§ Task requirements: Where a line contains the string "name", copy that line.

§ Data extract:
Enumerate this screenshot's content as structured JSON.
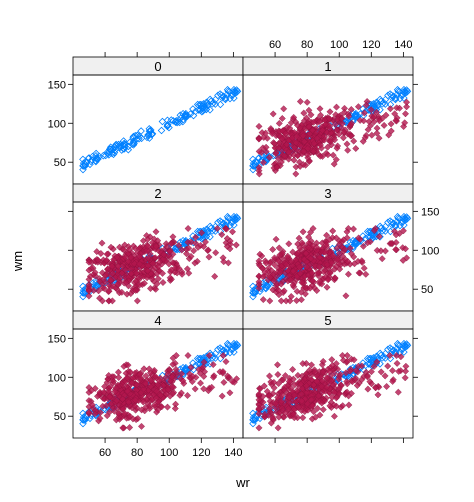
{
  "chart_data": {
    "type": "scatter",
    "layout": "lattice 2 columns x 3 rows",
    "xlabel": "wr",
    "ylabel": "wm",
    "xlim": [
      40,
      146
    ],
    "ylim": [
      22,
      162
    ],
    "x_ticks": [
      60,
      80,
      100,
      120,
      140
    ],
    "y_ticks": [
      50,
      100,
      150
    ],
    "grid": false,
    "colors": {
      "observed": "#0080ff",
      "imputed": "#b3164e",
      "strip_bg": "#f0f0f0",
      "frame": "#000000"
    },
    "observed_fit": {
      "slope": 1.0,
      "intercept": 0,
      "x_range": [
        46,
        143
      ]
    },
    "imputed_cloud": {
      "x_center": 78,
      "y_center": 80,
      "x_range": [
        50,
        142
      ],
      "y_range": [
        35,
        128
      ],
      "correlation": 0.45
    },
    "panels": [
      {
        "label": "0",
        "series": [
          {
            "role": "observed",
            "marker": "open-diamond"
          }
        ]
      },
      {
        "label": "1",
        "series": [
          {
            "role": "observed",
            "marker": "open-diamond"
          },
          {
            "role": "imputed",
            "marker": "filled-diamond"
          }
        ]
      },
      {
        "label": "2",
        "series": [
          {
            "role": "observed",
            "marker": "open-diamond"
          },
          {
            "role": "imputed",
            "marker": "filled-diamond"
          }
        ]
      },
      {
        "label": "3",
        "series": [
          {
            "role": "observed",
            "marker": "open-diamond"
          },
          {
            "role": "imputed",
            "marker": "filled-diamond"
          }
        ]
      },
      {
        "label": "4",
        "series": [
          {
            "role": "observed",
            "marker": "open-diamond"
          },
          {
            "role": "imputed",
            "marker": "filled-diamond"
          }
        ]
      },
      {
        "label": "5",
        "series": [
          {
            "role": "observed",
            "marker": "open-diamond"
          },
          {
            "role": "imputed",
            "marker": "filled-diamond"
          }
        ]
      }
    ]
  }
}
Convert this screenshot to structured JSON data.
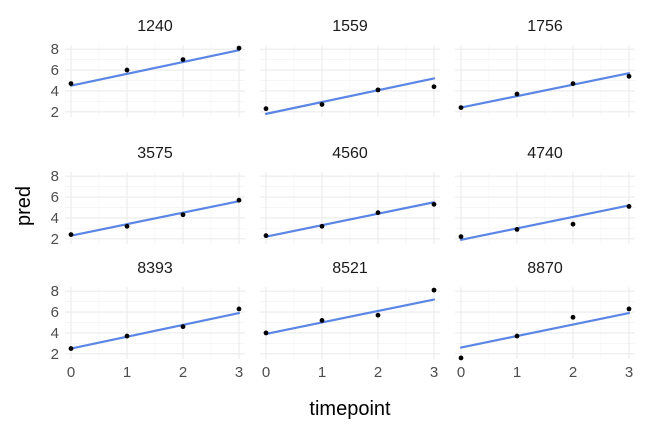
{
  "chart_data": {
    "type": "scatter",
    "layout": "facet_wrap 3x3",
    "xlabel": "timepoint",
    "ylabel": "pred",
    "xlim": [
      0,
      3
    ],
    "ylim": [
      2,
      8
    ],
    "x_ticks": [
      0,
      1,
      2,
      3
    ],
    "y_ticks": [
      2,
      4,
      6,
      8
    ],
    "grid": true,
    "line_color": "#5b86e5",
    "point_color": "#000000",
    "panels": [
      {
        "id": "1240",
        "points": [
          [
            0,
            4.7
          ],
          [
            1,
            6.0
          ],
          [
            2,
            7.0
          ],
          [
            3,
            8.1
          ]
        ],
        "fit": [
          4.5,
          7.9
        ]
      },
      {
        "id": "1559",
        "points": [
          [
            0,
            2.3
          ],
          [
            1,
            2.7
          ],
          [
            2,
            4.1
          ],
          [
            3,
            4.4
          ]
        ],
        "fit": [
          1.8,
          5.2
        ]
      },
      {
        "id": "1756",
        "points": [
          [
            0,
            2.4
          ],
          [
            1,
            3.7
          ],
          [
            2,
            4.7
          ],
          [
            3,
            5.4
          ]
        ],
        "fit": [
          2.4,
          5.7
        ]
      },
      {
        "id": "3575",
        "points": [
          [
            0,
            2.4
          ],
          [
            1,
            3.2
          ],
          [
            2,
            4.3
          ],
          [
            3,
            5.7
          ]
        ],
        "fit": [
          2.3,
          5.6
        ]
      },
      {
        "id": "4560",
        "points": [
          [
            0,
            2.3
          ],
          [
            1,
            3.2
          ],
          [
            2,
            4.5
          ],
          [
            3,
            5.3
          ]
        ],
        "fit": [
          2.2,
          5.5
        ]
      },
      {
        "id": "4740",
        "points": [
          [
            0,
            2.2
          ],
          [
            1,
            2.9
          ],
          [
            2,
            3.4
          ],
          [
            3,
            5.1
          ]
        ],
        "fit": [
          1.9,
          5.2
        ]
      },
      {
        "id": "8393",
        "points": [
          [
            0,
            2.5
          ],
          [
            1,
            3.7
          ],
          [
            2,
            4.6
          ],
          [
            3,
            6.3
          ]
        ],
        "fit": [
          2.5,
          5.9
        ]
      },
      {
        "id": "8521",
        "points": [
          [
            0,
            4.0
          ],
          [
            1,
            5.2
          ],
          [
            2,
            5.7
          ],
          [
            3,
            8.1
          ]
        ],
        "fit": [
          3.9,
          7.2
        ]
      },
      {
        "id": "8870",
        "points": [
          [
            0,
            1.6
          ],
          [
            1,
            3.7
          ],
          [
            2,
            5.5
          ],
          [
            3,
            6.3
          ]
        ],
        "fit": [
          2.6,
          5.9
        ]
      }
    ]
  }
}
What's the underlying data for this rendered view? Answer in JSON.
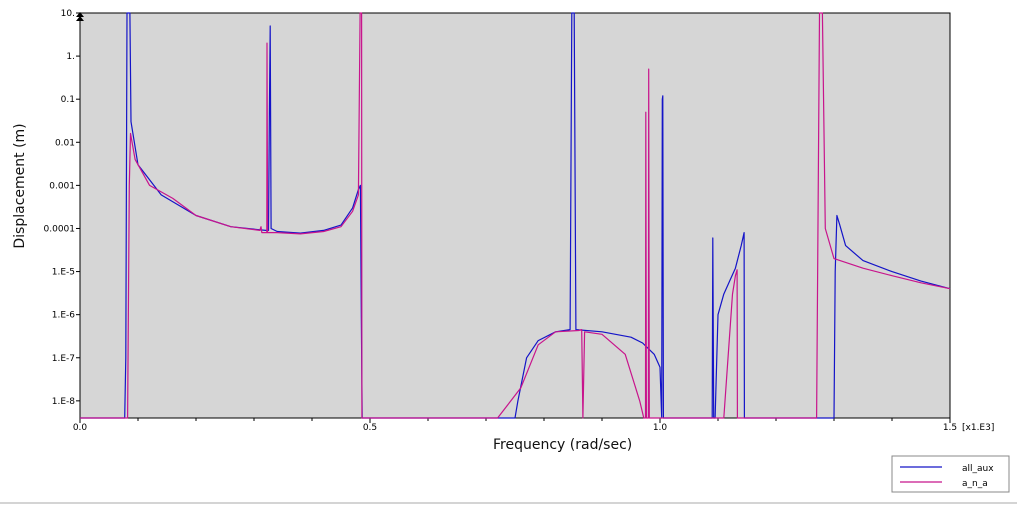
{
  "colors": {
    "plot_background": "#d6d6d6",
    "page_background": "#ffffff",
    "all_aux": "#1414c8",
    "a_n_a": "#c8148c"
  },
  "chart_data": {
    "type": "line",
    "xlabel": "Frequency (rad/sec)",
    "ylabel": "Displacement (m)",
    "x_scale_label": "[x1.E3]",
    "y_scale": "log",
    "xlim": [
      0,
      1.5
    ],
    "ylim": [
      4e-09,
      10
    ],
    "grid": false,
    "legend_position": "bottom-right",
    "x_ticks": [
      {
        "value": 0.0,
        "label": "0.0"
      },
      {
        "value": 0.5,
        "label": "0.5"
      },
      {
        "value": 1.0,
        "label": "1.0"
      },
      {
        "value": 1.5,
        "label": "1.5"
      }
    ],
    "y_ticks": [
      {
        "value": 10,
        "label": "10."
      },
      {
        "value": 1,
        "label": "1."
      },
      {
        "value": 0.1,
        "label": "0.1"
      },
      {
        "value": 0.01,
        "label": "0.01"
      },
      {
        "value": 0.001,
        "label": "0.001"
      },
      {
        "value": 0.0001,
        "label": "0.0001"
      },
      {
        "value": 1e-05,
        "label": "1.E-5"
      },
      {
        "value": 1e-06,
        "label": "1.E-6"
      },
      {
        "value": 1e-07,
        "label": "1.E-7"
      },
      {
        "value": 1e-08,
        "label": "1.E-8"
      }
    ],
    "series": [
      {
        "name": "all_aux",
        "color": "#1414c8",
        "points": [
          [
            0,
            4e-09
          ],
          [
            0.077,
            4e-09
          ],
          [
            0.079,
            1e-07
          ],
          [
            0.081,
            10
          ],
          [
            0.086,
            10
          ],
          [
            0.088,
            0.03
          ],
          [
            0.1,
            0.003
          ],
          [
            0.14,
            0.0006
          ],
          [
            0.2,
            0.0002
          ],
          [
            0.26,
            0.00011
          ],
          [
            0.32,
            9e-05
          ],
          [
            0.325,
            9e-05
          ],
          [
            0.3265,
            0.05
          ],
          [
            0.328,
            5
          ],
          [
            0.3295,
            0.0001
          ],
          [
            0.34,
            8.5e-05
          ],
          [
            0.38,
            7.8e-05
          ],
          [
            0.42,
            9e-05
          ],
          [
            0.45,
            0.00012
          ],
          [
            0.47,
            0.0003
          ],
          [
            0.48,
            0.0008
          ],
          [
            0.4835,
            0.001
          ],
          [
            0.485,
            1e-06
          ],
          [
            0.4865,
            4e-09
          ],
          [
            0.75,
            4e-09
          ],
          [
            0.755,
            1e-08
          ],
          [
            0.77,
            1e-07
          ],
          [
            0.79,
            2.5e-07
          ],
          [
            0.82,
            4e-07
          ],
          [
            0.845,
            4.5e-07
          ],
          [
            0.848,
            10
          ],
          [
            0.852,
            10
          ],
          [
            0.855,
            4.5e-07
          ],
          [
            0.9,
            4e-07
          ],
          [
            0.95,
            3e-07
          ],
          [
            0.97,
            2.2e-07
          ],
          [
            0.99,
            1.2e-07
          ],
          [
            1.0,
            6e-08
          ],
          [
            1.003,
            4e-09
          ],
          [
            1.004,
            0.1
          ],
          [
            1.0048,
            0.12
          ],
          [
            1.0058,
            4e-09
          ],
          [
            1.09,
            4e-09
          ],
          [
            1.091,
            6e-05
          ],
          [
            1.0925,
            4e-09
          ],
          [
            1.095,
            4e-09
          ],
          [
            1.1,
            1e-06
          ],
          [
            1.11,
            3e-06
          ],
          [
            1.12,
            6e-06
          ],
          [
            1.13,
            1.2e-05
          ],
          [
            1.14,
            4e-05
          ],
          [
            1.145,
            8e-05
          ],
          [
            1.1455,
            4e-09
          ],
          [
            1.3,
            4e-09
          ],
          [
            1.302,
            1e-05
          ],
          [
            1.305,
            0.0002
          ],
          [
            1.31,
            0.00012
          ],
          [
            1.32,
            4e-05
          ],
          [
            1.35,
            1.8e-05
          ],
          [
            1.4,
            1e-05
          ],
          [
            1.45,
            6e-06
          ],
          [
            1.5,
            4e-06
          ]
        ]
      },
      {
        "name": "a_n_a",
        "color": "#c8148c",
        "points": [
          [
            0,
            4e-09
          ],
          [
            0.082,
            4e-09
          ],
          [
            0.085,
            0.001
          ],
          [
            0.087,
            0.016
          ],
          [
            0.095,
            0.004
          ],
          [
            0.12,
            0.001
          ],
          [
            0.16,
            0.0005
          ],
          [
            0.2,
            0.0002
          ],
          [
            0.26,
            0.00011
          ],
          [
            0.31,
            9e-05
          ],
          [
            0.312,
            0.00011
          ],
          [
            0.3135,
            8e-05
          ],
          [
            0.322,
            8e-05
          ],
          [
            0.3225,
            2
          ],
          [
            0.3235,
            8e-05
          ],
          [
            0.34,
            8e-05
          ],
          [
            0.38,
            7.5e-05
          ],
          [
            0.42,
            8.5e-05
          ],
          [
            0.45,
            0.00011
          ],
          [
            0.47,
            0.00025
          ],
          [
            0.48,
            0.0006
          ],
          [
            0.483,
            10
          ],
          [
            0.4855,
            10
          ],
          [
            0.486,
            4e-09
          ],
          [
            0.72,
            4e-09
          ],
          [
            0.76,
            2e-08
          ],
          [
            0.79,
            2e-07
          ],
          [
            0.82,
            4e-07
          ],
          [
            0.86,
            4.3e-07
          ],
          [
            0.865,
            4.5e-07
          ],
          [
            0.867,
            4e-09
          ],
          [
            0.87,
            4e-07
          ],
          [
            0.9,
            3.5e-07
          ],
          [
            0.94,
            1.2e-07
          ],
          [
            0.965,
            1e-08
          ],
          [
            0.972,
            4e-09
          ],
          [
            0.975,
            4e-09
          ],
          [
            0.9755,
            0.05
          ],
          [
            0.9765,
            4e-09
          ],
          [
            0.98,
            4e-09
          ],
          [
            0.9805,
            0.5
          ],
          [
            0.9815,
            4e-09
          ],
          [
            1.11,
            4e-09
          ],
          [
            1.125,
            3e-06
          ],
          [
            1.13,
            8e-06
          ],
          [
            1.133,
            1.1e-05
          ],
          [
            1.1335,
            4e-09
          ],
          [
            1.27,
            4e-09
          ],
          [
            1.275,
            10
          ],
          [
            1.28,
            10
          ],
          [
            1.285,
            0.0001
          ],
          [
            1.3,
            2e-05
          ],
          [
            1.35,
            1.2e-05
          ],
          [
            1.4,
            8e-06
          ],
          [
            1.45,
            5.5e-06
          ],
          [
            1.5,
            4e-06
          ]
        ]
      }
    ]
  }
}
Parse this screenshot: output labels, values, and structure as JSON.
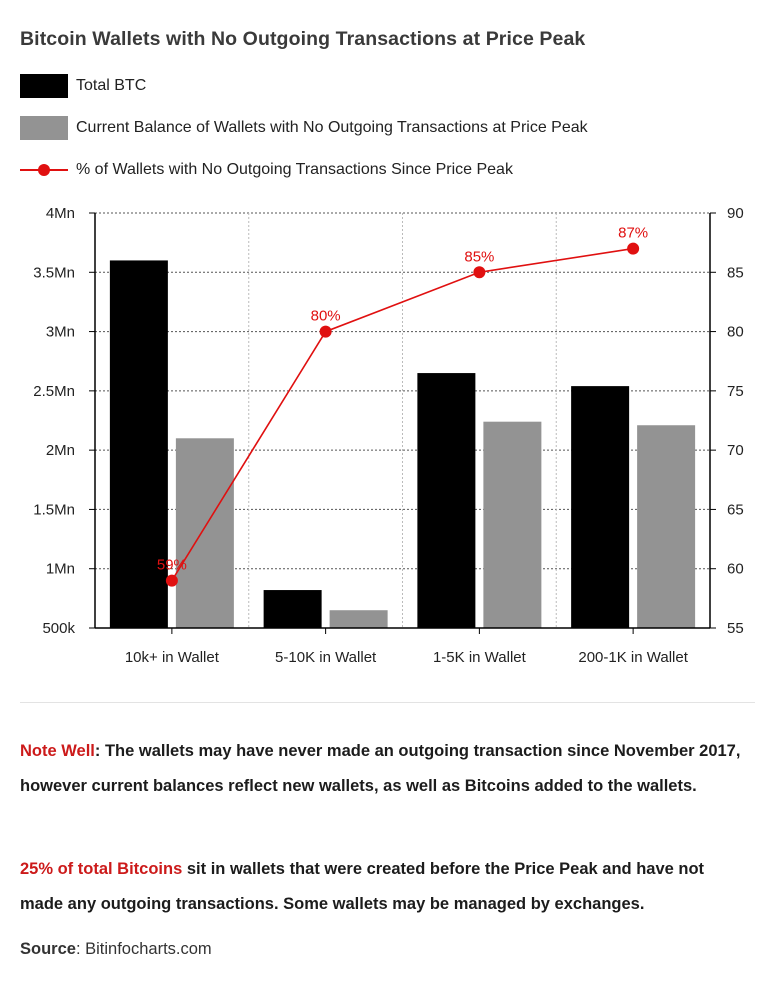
{
  "title": "Bitcoin Wallets with No Outgoing Transactions at Price Peak",
  "legend": {
    "total": "Total BTC",
    "balance": "Current Balance of Wallets with No Outgoing Transactions at Price Peak",
    "pct": "% of Wallets with No Outgoing Transactions Since Price Peak"
  },
  "colors": {
    "total": "#000000",
    "balance": "#939393",
    "pct": "#e01010"
  },
  "chart_data": {
    "type": "bar",
    "categories": [
      "10k+ in Wallet",
      "5-10K in Wallet",
      "1-5K in Wallet",
      "200-1K in Wallet"
    ],
    "series": [
      {
        "name": "Total BTC",
        "axis": "left",
        "values": [
          3.6,
          0.82,
          2.65,
          2.54
        ]
      },
      {
        "name": "Current Balance of Wallets with No Outgoing Transactions at Price Peak",
        "axis": "left",
        "values": [
          2.1,
          0.65,
          2.24,
          2.21
        ]
      },
      {
        "name": "% of Wallets with No Outgoing Transactions Since Price Peak",
        "type": "line",
        "axis": "right",
        "values": [
          59,
          80,
          85,
          87
        ],
        "labels": [
          "59%",
          "80%",
          "85%",
          "87%"
        ]
      }
    ],
    "ylim_left": [
      0.5,
      4
    ],
    "yticks_left": [
      0.5,
      1,
      1.5,
      2,
      2.5,
      3,
      3.5,
      4
    ],
    "ytick_labels_left": [
      "500k",
      "1Mn",
      "1.5Mn",
      "2Mn",
      "2.5Mn",
      "3Mn",
      "3.5Mn",
      "4Mn"
    ],
    "ylim_right": [
      55,
      90
    ],
    "yticks_right": [
      55,
      60,
      65,
      70,
      75,
      80,
      85,
      90
    ],
    "ytick_labels_right": [
      "55",
      "60",
      "65",
      "70",
      "75",
      "80",
      "85",
      "90"
    ],
    "grid": true,
    "legend_position": "top-left"
  },
  "note": {
    "label": "Note Well",
    "colon": ":",
    "text": " The wallets may have never made an outgoing transaction since November 2017, however current balances reflect new wallets, as well as Bitcoins added to the wallets."
  },
  "stat": {
    "highlight": "25% of total Bitcoins",
    "text": " sit in wallets that were created before the Price Peak and have not made any outgoing transactions. Some wallets may be managed by exchanges."
  },
  "source": {
    "label": "Source",
    "colon": ":",
    "value": " Bitinfocharts.com"
  }
}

§ Answer for this exercise:
        "name": "all_aux",
        "name": "a_n_a",
        "name": "Total BTC",
        "name": "Current Balance of Wallets with No Outgoing Transactions at Price Peak",
        "name": "% of Wallets with No Outgoing Transactions Since Price Peak",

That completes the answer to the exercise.